▸ Objective
Give the records back in full, exactly as they read.

▸ Data to process
- - - -

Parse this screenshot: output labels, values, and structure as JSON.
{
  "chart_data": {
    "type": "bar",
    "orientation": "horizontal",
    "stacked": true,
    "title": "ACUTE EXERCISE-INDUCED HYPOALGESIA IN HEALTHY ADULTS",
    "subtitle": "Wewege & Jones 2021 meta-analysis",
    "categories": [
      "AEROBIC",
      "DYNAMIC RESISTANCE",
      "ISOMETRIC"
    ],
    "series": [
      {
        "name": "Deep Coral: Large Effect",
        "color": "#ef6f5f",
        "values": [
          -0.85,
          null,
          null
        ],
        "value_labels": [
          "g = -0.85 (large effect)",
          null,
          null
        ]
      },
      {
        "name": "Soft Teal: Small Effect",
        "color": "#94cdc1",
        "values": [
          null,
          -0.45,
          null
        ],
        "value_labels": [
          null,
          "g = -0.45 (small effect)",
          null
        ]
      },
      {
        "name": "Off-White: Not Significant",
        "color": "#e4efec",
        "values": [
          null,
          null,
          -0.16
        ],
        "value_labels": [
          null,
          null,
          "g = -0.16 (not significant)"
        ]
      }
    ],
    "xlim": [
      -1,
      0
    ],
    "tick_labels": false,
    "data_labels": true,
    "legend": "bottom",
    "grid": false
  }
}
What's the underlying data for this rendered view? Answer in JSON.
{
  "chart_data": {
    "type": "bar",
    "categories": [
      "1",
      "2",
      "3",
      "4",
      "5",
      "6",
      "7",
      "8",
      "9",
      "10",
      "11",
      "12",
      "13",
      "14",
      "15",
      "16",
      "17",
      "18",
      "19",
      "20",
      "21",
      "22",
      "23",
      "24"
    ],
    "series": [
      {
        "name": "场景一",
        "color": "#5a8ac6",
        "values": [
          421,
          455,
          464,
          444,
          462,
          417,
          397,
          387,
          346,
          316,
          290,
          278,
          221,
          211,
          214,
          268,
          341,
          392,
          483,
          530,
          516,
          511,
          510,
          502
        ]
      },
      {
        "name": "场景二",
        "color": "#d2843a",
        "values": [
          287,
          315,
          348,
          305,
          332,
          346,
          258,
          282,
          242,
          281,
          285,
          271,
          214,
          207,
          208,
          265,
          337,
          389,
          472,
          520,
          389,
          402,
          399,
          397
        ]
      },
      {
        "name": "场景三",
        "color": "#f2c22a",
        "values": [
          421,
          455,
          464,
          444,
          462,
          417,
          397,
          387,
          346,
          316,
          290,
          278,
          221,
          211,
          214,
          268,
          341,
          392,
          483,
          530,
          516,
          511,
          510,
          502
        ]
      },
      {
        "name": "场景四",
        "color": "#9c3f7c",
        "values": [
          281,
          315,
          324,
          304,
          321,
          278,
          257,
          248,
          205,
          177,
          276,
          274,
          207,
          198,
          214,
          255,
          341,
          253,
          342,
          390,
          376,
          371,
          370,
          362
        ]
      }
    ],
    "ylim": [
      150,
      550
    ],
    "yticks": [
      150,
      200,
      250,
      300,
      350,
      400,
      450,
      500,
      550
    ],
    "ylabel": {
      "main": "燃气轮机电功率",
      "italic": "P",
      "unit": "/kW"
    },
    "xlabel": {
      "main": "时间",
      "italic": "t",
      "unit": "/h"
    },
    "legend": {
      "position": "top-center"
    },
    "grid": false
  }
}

- - - -

▸ Full solution
Parse this screenshot: output labels, values, and structure as JSON.
{
  "chart_data": {
    "type": "bar",
    "orientation": "horizontal",
    "stacked": true,
    "title": "ACUTE EXERCISE-INDUCED HYPOALGESIA IN HEALTHY ADULTS",
    "subtitle": "Wewege & Jones 2021 meta-analysis",
    "categories": [
      "AEROBIC",
      "DYNAMIC RESISTANCE",
      "ISOMETRIC"
    ],
    "series": [
      {
        "name": "Deep Coral: Large Effect",
        "color": "#ef6f5f",
        "values": [
          -0.85,
          null,
          null
        ],
        "value_labels": [
          "g = -0.85 (large effect)",
          null,
          null
        ]
      },
      {
        "name": "Soft Teal: Small Effect",
        "color": "#94cdc1",
        "values": [
          null,
          -0.45,
          null
        ],
        "value_labels": [
          null,
          "g = -0.45 (small effect)",
          null
        ]
      },
      {
        "name": "Off-White: Not Significant",
        "color": "#e4efec",
        "values": [
          null,
          null,
          -0.16
        ],
        "value_labels": [
          null,
          null,
          "g = -0.16 (not significant)"
        ]
      }
    ],
    "xlim": [
      -1,
      0
    ],
    "tick_labels": false,
    "data_labels": true,
    "legend": "bottom",
    "grid": false
  }
}
What's the underlying data for this rendered view? Answer in JSON.
{
  "chart_data": {
    "type": "bar",
    "categories": [
      "1",
      "2",
      "3",
      "4",
      "5",
      "6",
      "7",
      "8",
      "9",
      "10",
      "11",
      "12",
      "13",
      "14",
      "15",
      "16",
      "17",
      "18",
      "19",
      "20",
      "21",
      "22",
      "23",
      "24"
    ],
    "series": [
      {
        "name": "场景一",
        "color": "#5a8ac6",
        "values": [
          421,
          455,
          464,
          444,
          462,
          417,
          397,
          387,
          346,
          316,
          290,
          278,
          221,
          211,
          214,
          268,
          341,
          392,
          483,
          530,
          516,
          511,
          510,
          502
        ]
      },
      {
        "name": "场景二",
        "color": "#d2843a",
        "values": [
          287,
          315,
          348,
          305,
          332,
          346,
          258,
          282,
          242,
          281,
          285,
          271,
          214,
          207,
          208,
          265,
          337,
          389,
          472,
          520,
          389,
          402,
          399,
          397
        ]
      },
      {
        "name": "场景三",
        "color": "#f2c22a",
        "values": [
          421,
          455,
          464,
          444,
          462,
          417,
          397,
          387,
          346,
          316,
          290,
          278,
          221,
          211,
          214,
          268,
          341,
          392,
          483,
          530,
          516,
          511,
          510,
          502
        ]
      },
      {
        "name": "场景四",
        "color": "#9c3f7c",
        "values": [
          281,
          315,
          324,
          304,
          321,
          278,
          257,
          248,
          205,
          177,
          276,
          274,
          207,
          198,
          214,
          255,
          341,
          253,
          342,
          390,
          376,
          371,
          370,
          362
        ]
      }
    ],
    "ylim": [
      150,
      550
    ],
    "yticks": [
      150,
      200,
      250,
      300,
      350,
      400,
      450,
      500,
      550
    ],
    "ylabel": {
      "main": "燃气轮机电功率",
      "italic": "P",
      "unit": "/kW"
    },
    "xlabel": {
      "main": "时间",
      "italic": "t",
      "unit": "/h"
    },
    "legend": {
      "position": "top-center"
    },
    "grid": false
  }
}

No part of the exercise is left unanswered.